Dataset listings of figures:
----------------------------------------

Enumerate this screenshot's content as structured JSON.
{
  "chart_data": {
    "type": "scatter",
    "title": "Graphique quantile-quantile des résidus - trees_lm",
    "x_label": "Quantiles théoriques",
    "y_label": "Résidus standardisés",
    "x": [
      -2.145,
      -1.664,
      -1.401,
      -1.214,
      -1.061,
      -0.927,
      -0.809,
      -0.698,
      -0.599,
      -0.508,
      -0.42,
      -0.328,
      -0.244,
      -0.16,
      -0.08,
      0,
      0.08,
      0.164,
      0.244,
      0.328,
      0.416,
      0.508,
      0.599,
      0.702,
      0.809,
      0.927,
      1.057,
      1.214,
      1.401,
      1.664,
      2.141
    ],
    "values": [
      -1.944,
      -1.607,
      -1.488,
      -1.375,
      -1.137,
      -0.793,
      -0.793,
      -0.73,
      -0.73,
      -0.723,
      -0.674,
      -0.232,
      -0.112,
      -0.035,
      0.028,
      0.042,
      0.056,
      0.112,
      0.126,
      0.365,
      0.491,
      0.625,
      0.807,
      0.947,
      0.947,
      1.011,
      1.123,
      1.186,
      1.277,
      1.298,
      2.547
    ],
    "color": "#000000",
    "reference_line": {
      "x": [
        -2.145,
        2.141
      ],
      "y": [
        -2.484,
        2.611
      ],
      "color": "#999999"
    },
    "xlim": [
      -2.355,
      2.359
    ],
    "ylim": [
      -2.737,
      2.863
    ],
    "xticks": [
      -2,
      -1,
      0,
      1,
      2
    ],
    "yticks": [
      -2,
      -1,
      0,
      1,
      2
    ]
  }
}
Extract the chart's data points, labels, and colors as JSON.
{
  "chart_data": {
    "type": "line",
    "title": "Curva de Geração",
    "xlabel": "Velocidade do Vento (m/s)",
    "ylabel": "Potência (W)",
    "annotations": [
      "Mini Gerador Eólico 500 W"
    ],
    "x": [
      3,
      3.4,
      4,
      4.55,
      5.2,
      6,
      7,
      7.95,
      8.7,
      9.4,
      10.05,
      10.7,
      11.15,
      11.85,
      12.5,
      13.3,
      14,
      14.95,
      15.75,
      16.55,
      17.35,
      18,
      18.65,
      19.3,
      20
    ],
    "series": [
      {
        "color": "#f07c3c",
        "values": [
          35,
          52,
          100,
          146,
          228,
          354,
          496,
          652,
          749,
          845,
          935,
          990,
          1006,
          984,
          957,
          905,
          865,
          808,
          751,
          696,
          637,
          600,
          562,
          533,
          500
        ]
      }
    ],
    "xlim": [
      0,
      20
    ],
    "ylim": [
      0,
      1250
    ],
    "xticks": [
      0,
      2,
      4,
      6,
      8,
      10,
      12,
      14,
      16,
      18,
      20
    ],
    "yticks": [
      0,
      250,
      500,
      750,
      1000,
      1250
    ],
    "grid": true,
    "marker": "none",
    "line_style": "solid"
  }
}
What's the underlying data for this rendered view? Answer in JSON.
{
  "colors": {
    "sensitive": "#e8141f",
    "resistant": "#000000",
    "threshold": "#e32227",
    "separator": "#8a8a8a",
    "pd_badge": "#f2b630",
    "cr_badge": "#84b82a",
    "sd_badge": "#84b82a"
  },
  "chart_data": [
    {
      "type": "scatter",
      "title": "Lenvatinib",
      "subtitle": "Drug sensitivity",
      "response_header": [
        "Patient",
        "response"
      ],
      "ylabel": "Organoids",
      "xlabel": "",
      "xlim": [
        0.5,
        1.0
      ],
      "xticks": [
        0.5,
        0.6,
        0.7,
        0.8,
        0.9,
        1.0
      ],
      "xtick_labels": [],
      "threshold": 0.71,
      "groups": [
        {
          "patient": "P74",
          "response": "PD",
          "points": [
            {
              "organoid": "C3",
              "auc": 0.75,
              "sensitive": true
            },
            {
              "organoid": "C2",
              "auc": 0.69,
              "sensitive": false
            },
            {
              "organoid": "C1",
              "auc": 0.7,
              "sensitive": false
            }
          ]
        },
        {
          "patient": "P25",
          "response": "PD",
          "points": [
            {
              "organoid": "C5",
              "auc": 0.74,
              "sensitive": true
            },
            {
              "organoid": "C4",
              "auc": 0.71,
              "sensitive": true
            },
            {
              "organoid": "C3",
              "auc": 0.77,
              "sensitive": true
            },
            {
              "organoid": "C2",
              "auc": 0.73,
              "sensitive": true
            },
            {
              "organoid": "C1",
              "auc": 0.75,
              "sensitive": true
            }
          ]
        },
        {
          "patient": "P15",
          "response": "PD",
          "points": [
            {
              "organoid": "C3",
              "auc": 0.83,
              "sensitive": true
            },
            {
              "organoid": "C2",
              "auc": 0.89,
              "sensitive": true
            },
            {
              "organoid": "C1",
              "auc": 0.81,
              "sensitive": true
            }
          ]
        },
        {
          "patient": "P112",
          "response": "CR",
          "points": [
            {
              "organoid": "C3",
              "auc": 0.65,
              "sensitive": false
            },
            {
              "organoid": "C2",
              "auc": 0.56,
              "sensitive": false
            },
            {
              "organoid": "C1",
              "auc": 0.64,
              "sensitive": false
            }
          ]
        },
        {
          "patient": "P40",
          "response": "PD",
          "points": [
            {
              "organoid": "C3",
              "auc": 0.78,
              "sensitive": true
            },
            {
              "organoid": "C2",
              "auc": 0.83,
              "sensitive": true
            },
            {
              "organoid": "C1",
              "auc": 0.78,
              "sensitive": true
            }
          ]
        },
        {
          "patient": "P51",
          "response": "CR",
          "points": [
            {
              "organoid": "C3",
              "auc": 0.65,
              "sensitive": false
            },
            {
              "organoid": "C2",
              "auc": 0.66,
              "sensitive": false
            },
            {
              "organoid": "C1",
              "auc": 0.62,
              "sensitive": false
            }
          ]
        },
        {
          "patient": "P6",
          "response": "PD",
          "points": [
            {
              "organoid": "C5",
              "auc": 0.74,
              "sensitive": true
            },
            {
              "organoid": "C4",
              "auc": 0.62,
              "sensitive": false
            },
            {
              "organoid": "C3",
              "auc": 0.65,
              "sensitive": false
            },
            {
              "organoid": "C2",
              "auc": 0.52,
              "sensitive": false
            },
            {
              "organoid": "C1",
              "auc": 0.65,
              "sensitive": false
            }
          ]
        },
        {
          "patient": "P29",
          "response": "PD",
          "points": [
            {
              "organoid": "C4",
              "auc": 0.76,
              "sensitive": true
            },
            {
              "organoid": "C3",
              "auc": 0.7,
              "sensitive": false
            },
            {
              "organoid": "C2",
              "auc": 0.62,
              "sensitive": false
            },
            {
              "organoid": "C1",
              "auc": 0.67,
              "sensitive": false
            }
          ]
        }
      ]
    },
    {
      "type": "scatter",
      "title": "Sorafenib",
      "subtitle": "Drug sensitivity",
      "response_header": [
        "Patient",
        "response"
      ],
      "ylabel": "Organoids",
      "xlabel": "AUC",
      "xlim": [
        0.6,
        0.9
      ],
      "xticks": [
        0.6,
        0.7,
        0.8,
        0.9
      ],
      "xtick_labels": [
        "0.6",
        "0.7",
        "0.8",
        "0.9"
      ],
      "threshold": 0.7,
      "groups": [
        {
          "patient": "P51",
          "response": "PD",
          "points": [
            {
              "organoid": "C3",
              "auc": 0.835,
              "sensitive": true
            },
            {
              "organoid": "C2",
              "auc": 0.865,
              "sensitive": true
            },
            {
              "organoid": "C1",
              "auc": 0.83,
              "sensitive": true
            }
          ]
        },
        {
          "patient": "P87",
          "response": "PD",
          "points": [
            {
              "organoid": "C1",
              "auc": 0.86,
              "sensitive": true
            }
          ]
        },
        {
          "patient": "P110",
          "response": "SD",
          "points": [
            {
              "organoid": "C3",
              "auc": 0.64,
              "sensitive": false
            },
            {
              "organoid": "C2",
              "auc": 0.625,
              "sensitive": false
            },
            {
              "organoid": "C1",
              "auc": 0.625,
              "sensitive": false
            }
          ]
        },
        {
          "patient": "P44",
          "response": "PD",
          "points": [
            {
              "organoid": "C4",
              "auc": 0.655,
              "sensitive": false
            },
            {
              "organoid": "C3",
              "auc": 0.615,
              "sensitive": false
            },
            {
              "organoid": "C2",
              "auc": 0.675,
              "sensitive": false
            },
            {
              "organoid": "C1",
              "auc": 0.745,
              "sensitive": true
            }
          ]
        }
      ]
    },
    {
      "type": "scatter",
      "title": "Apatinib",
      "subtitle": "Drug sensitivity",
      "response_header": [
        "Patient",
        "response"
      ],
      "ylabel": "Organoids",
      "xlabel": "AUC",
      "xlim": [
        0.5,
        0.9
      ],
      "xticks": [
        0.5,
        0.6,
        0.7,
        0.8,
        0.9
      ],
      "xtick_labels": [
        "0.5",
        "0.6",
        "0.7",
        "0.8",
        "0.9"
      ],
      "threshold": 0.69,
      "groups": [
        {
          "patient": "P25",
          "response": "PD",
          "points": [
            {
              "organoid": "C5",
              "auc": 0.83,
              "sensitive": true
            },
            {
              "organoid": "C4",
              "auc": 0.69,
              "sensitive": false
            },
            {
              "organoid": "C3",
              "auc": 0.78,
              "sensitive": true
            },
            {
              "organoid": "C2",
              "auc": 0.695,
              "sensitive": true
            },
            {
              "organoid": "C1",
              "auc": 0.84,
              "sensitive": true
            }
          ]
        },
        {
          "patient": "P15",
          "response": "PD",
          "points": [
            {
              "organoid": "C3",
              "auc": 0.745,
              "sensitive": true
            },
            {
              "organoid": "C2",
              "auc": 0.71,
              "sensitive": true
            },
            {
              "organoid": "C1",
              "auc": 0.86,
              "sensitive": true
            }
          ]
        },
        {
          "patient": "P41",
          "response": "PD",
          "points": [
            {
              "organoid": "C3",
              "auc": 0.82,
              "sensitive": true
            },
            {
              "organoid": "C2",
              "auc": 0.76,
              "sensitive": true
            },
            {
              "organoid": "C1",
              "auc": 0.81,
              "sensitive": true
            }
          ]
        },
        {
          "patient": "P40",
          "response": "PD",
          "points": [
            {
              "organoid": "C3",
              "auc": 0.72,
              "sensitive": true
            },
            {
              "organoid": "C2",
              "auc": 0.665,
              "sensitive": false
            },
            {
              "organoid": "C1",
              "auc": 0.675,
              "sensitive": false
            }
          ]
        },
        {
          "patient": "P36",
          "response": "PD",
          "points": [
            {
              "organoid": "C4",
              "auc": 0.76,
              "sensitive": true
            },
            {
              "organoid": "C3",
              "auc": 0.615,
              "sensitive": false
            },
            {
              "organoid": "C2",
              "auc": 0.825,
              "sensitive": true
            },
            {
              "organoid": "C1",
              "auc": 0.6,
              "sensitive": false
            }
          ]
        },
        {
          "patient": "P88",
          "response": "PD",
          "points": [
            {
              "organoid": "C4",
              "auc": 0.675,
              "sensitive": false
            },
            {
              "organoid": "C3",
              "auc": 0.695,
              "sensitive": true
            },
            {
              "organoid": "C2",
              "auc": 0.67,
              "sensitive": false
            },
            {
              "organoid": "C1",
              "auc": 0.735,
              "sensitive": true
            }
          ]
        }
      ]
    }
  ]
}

----------------------------------------

Only lines that contain the word "JSON" are wanted; copy each of them.

▶ [FULL OUTPUT]:
Enumerate this screenshot's content as structured JSON.
Extract the chart's data points, labels, and colors as JSON.
What's the underlying data for this rendered view? Answer in JSON.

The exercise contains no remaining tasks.